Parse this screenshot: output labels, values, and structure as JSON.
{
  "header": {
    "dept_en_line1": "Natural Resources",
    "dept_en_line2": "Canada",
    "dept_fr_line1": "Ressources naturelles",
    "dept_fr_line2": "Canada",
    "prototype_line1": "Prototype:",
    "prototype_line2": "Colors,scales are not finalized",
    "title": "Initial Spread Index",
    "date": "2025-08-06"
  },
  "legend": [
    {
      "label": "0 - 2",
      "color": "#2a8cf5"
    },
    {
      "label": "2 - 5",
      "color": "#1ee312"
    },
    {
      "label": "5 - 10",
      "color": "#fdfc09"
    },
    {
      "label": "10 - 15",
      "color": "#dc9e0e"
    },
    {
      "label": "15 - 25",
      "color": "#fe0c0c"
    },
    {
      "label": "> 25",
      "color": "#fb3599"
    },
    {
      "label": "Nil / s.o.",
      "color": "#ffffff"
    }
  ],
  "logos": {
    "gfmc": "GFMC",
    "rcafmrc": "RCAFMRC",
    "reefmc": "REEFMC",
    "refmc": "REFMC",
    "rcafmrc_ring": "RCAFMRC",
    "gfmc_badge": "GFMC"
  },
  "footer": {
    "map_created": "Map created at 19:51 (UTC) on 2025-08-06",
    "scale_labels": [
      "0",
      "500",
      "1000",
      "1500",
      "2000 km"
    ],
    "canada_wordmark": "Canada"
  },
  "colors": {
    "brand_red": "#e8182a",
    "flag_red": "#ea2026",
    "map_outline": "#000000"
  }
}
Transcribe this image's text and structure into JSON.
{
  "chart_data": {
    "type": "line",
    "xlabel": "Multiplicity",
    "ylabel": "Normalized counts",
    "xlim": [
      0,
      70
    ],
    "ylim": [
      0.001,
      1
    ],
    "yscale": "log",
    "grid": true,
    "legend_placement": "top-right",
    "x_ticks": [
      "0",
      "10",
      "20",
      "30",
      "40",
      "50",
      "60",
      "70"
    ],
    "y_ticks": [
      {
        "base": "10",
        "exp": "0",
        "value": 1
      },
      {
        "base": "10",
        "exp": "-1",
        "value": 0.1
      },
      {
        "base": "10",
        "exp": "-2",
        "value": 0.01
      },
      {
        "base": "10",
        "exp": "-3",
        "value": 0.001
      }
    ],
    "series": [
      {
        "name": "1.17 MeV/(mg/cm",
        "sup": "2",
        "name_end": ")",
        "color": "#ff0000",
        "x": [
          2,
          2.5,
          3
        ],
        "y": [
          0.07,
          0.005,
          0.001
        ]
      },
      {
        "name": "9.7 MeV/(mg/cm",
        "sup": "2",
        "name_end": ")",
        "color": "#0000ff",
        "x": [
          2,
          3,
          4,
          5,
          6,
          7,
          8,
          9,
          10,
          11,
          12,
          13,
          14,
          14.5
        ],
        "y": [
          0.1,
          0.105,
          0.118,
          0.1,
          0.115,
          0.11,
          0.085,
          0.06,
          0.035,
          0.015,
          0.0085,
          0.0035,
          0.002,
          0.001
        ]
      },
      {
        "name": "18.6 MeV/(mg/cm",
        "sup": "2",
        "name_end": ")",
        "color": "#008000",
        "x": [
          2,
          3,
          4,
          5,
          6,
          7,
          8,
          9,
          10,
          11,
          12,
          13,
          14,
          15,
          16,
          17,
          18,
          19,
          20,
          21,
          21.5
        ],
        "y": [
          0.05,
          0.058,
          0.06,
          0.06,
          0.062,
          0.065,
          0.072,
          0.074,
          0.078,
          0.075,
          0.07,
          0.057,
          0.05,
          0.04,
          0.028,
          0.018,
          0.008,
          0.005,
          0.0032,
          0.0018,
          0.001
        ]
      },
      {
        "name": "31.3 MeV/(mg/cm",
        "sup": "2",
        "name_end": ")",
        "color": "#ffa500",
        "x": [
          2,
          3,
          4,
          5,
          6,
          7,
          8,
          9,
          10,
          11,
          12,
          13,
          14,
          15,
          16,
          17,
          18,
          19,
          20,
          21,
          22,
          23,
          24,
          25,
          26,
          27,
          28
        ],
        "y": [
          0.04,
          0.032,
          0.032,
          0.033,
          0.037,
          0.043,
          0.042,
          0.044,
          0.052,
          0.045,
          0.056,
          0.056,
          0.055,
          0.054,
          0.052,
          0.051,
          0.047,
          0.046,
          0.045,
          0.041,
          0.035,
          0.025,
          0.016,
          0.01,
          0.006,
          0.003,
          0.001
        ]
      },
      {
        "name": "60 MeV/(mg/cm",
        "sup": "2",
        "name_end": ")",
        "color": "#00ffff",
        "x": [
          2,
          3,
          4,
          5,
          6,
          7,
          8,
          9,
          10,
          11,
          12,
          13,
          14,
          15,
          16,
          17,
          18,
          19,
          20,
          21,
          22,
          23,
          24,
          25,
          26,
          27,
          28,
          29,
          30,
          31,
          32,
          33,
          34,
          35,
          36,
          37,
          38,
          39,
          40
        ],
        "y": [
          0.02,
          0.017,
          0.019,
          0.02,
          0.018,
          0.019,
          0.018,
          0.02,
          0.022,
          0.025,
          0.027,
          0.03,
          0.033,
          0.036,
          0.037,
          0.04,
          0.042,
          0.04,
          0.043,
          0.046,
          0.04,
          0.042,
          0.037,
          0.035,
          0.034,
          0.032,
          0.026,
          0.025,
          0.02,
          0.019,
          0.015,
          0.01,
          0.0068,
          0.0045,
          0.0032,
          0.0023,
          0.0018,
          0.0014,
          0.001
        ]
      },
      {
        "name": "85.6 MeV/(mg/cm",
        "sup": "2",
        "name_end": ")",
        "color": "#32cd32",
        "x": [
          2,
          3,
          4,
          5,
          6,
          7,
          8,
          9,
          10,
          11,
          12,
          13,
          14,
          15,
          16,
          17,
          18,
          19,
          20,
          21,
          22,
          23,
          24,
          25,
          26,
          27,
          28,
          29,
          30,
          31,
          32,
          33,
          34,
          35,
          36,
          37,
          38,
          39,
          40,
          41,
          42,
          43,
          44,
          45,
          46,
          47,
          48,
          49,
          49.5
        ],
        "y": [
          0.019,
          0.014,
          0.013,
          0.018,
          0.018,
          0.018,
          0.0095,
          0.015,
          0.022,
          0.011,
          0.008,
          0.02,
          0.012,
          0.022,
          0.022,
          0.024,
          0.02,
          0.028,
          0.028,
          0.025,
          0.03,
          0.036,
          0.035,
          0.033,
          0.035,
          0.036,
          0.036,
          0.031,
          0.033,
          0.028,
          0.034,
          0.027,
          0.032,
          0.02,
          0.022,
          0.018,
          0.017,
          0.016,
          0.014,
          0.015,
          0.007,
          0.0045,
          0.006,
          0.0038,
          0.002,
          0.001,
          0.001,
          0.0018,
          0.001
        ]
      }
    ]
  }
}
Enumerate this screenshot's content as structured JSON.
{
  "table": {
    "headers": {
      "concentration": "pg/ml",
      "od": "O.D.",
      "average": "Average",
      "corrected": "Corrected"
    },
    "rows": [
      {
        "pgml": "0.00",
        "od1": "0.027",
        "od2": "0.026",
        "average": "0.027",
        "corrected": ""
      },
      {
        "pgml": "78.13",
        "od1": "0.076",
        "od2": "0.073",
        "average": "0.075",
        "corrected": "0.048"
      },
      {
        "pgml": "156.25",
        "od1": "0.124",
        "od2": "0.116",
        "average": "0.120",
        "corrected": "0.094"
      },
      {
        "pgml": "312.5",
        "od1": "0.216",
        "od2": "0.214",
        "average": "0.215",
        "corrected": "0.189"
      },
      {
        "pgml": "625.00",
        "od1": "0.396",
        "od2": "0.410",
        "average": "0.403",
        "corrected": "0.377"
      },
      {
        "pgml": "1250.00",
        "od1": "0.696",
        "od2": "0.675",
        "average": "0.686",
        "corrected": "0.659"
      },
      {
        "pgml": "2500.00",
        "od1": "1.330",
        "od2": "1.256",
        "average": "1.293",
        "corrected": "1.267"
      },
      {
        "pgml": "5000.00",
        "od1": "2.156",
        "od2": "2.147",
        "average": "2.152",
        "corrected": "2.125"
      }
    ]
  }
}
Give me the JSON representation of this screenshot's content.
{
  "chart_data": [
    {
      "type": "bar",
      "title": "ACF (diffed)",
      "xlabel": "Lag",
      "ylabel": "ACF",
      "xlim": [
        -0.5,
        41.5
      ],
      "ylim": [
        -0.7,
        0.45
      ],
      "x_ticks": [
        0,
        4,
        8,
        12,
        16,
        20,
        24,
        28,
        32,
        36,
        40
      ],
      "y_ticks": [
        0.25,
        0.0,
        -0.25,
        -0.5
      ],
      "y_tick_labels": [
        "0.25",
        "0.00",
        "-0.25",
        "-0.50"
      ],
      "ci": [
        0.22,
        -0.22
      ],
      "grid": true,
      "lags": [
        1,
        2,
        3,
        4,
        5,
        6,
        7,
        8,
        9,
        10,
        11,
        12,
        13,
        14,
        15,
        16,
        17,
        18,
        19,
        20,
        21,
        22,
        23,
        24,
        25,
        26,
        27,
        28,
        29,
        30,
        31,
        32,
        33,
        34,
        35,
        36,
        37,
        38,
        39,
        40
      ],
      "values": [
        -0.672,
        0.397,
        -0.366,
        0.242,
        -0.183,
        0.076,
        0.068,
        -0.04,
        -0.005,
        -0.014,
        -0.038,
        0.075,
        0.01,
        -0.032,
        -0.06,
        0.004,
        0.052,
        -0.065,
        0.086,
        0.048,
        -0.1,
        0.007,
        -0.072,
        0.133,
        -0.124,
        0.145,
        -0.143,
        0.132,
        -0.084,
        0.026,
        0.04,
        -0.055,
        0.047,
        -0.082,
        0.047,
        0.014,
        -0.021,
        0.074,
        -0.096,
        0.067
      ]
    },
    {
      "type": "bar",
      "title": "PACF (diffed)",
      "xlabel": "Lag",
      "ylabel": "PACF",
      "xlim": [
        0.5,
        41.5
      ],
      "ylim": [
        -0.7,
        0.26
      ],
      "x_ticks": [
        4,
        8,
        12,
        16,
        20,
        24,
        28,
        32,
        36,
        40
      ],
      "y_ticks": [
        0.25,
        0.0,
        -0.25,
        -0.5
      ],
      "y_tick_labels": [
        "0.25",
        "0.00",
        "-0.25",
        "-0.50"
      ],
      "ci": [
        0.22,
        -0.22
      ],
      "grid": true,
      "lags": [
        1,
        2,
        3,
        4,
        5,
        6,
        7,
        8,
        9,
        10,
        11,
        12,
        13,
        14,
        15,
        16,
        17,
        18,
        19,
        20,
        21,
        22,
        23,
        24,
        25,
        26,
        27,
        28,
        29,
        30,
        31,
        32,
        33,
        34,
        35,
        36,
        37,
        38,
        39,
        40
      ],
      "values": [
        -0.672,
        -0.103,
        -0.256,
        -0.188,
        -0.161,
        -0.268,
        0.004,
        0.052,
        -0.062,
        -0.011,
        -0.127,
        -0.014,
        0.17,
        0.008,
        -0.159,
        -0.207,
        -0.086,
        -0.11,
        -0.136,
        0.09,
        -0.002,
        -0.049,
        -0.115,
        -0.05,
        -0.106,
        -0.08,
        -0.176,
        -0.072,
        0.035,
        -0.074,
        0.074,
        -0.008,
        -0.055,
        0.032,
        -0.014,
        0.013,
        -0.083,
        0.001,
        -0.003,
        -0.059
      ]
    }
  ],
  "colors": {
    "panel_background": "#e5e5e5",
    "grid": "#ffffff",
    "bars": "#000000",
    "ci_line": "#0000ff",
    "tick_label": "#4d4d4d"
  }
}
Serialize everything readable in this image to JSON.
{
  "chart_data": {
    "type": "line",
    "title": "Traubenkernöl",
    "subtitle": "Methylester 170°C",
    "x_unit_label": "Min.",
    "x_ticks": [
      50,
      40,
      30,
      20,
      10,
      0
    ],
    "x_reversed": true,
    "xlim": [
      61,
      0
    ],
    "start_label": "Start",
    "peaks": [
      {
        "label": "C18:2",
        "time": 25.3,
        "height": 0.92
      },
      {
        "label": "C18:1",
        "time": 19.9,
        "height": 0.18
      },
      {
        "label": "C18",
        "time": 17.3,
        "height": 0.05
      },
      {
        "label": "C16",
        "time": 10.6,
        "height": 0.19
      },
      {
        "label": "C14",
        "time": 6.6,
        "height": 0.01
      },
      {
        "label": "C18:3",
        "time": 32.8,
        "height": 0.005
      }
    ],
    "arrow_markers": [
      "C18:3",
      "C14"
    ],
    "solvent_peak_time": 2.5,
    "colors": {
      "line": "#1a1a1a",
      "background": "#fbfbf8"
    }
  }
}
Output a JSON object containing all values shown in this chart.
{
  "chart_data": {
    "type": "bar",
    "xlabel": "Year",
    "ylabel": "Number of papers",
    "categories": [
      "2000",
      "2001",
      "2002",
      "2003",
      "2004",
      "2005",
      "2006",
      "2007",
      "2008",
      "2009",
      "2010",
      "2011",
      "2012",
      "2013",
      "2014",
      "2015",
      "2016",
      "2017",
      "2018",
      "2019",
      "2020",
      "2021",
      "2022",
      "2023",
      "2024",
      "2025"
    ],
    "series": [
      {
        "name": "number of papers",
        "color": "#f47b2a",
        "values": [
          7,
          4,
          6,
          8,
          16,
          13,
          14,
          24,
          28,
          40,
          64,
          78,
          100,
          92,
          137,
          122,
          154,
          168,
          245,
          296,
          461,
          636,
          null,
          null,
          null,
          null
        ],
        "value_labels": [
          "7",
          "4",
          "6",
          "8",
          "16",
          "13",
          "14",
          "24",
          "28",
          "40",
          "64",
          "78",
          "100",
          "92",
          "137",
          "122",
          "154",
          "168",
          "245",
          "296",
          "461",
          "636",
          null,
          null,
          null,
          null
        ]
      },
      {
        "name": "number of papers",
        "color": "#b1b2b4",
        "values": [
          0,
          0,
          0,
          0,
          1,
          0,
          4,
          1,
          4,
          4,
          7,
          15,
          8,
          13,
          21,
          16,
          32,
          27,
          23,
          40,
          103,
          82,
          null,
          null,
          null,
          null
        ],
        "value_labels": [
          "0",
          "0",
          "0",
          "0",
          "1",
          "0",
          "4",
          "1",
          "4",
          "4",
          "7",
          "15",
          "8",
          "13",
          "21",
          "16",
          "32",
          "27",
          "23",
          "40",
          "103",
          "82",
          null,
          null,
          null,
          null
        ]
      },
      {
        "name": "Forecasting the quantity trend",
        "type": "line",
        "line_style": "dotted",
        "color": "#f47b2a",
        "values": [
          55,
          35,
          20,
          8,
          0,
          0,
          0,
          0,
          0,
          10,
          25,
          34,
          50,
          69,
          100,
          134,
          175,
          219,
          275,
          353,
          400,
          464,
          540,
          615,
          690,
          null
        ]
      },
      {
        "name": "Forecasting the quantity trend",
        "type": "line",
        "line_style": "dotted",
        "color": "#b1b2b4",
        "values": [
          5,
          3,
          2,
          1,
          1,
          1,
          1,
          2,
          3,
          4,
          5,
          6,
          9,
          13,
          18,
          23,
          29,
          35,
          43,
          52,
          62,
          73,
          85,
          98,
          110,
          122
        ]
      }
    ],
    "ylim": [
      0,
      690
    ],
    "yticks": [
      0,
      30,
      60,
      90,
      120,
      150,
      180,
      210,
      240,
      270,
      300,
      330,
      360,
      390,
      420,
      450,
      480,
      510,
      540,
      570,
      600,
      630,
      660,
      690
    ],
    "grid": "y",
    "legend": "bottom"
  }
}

+++++

▸ Brief: Check every line of the records above for the string "average" and say how many contain it, giving the number alone.

▸ Output for this task: 9